**INSTRUCTIONS FOR THE TASK**
Transcribe all of the material exactly. Any picture in it should be left out.

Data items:
====================
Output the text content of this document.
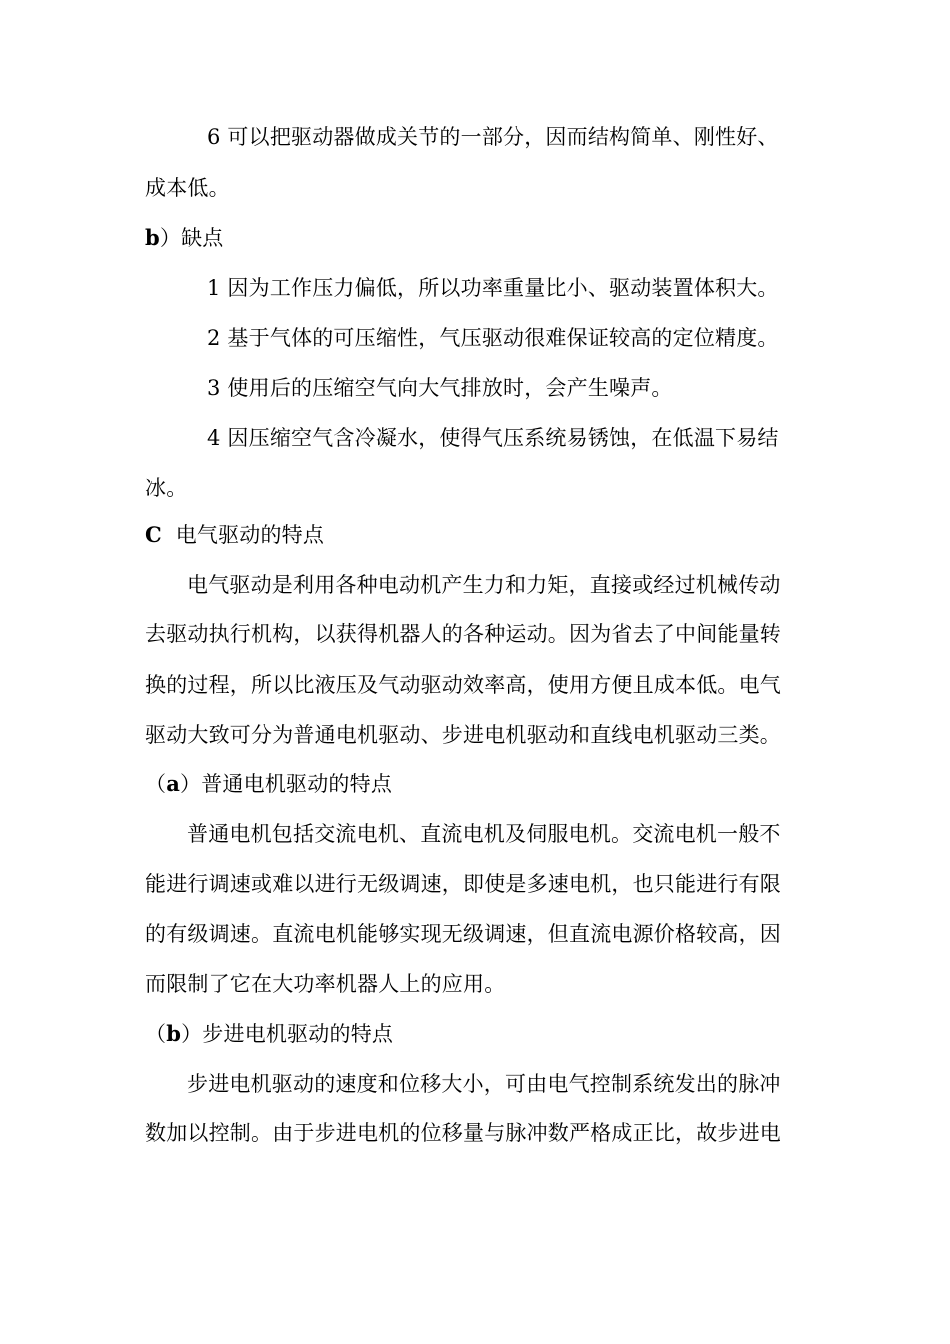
6 可以把驱动器做成关节的一部分，因而结构简单、刚性好、
成本低。
b）缺点
1 因为工作压力偏低，所以功率重量比小、驱动装置体积大。
2 基于气体的可压缩性，气压驱动很难保证较高的定位精度。
3 使用后的压缩空气向大气排放时，会产生噪声。
4 因压缩空气含冷凝水，使得气压系统易锈蚀，在低温下易结
冰。
C 电气驱动的特点
电气驱动是利用各种电动机产生力和力矩，直接或经过机械传动
去驱动执行机构，以获得机器人的各种运动。因为省去了中间能量转
换的过程，所以比液压及气动驱动效率高，使用方便且成本低。电气
驱动大致可分为普通电机驱动、步进电机驱动和直线电机驱动三类。
（a）普通电机驱动的特点
普通电机包括交流电机、直流电机及伺服电机。交流电机一般不
能进行调速或难以进行无级调速，即使是多速电机，也只能进行有限
的有级调速。直流电机能够实现无级调速，但直流电源价格较高，因
而限制了它在大功率机器人上的应用。
（b）步进电机驱动的特点
步进电机驱动的速度和位移大小，可由电气控制系统发出的脉冲
数加以控制。由于步进电机的位移量与脉冲数严格成正比，故步进电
====================
**RESULT BELOW**
Output the text content of this document.
6 可以把驱动器做成关节的一部分，因而结构简单、刚性好、
成本低。
b）缺点
1 因为工作压力偏低，所以功率重量比小、驱动装置体积大。
2 基于气体的可压缩性，气压驱动很难保证较高的定位精度。
3 使用后的压缩空气向大气排放时，会产生噪声。
4 因压缩空气含冷凝水，使得气压系统易锈蚀，在低温下易结
冰。
C 电气驱动的特点
电气驱动是利用各种电动机产生力和力矩，直接或经过机械传动
去驱动执行机构，以获得机器人的各种运动。因为省去了中间能量转
换的过程，所以比液压及气动驱动效率高，使用方便且成本低。电气
驱动大致可分为普通电机驱动、步进电机驱动和直线电机驱动三类。
（a）普通电机驱动的特点
普通电机包括交流电机、直流电机及伺服电机。交流电机一般不
能进行调速或难以进行无级调速，即使是多速电机，也只能进行有限
的有级调速。直流电机能够实现无级调速，但直流电源价格较高，因
而限制了它在大功率机器人上的应用。
（b）步进电机驱动的特点
步进电机驱动的速度和位移大小，可由电气控制系统发出的脉冲
数加以控制。由于步进电机的位移量与脉冲数严格成正比，故步进电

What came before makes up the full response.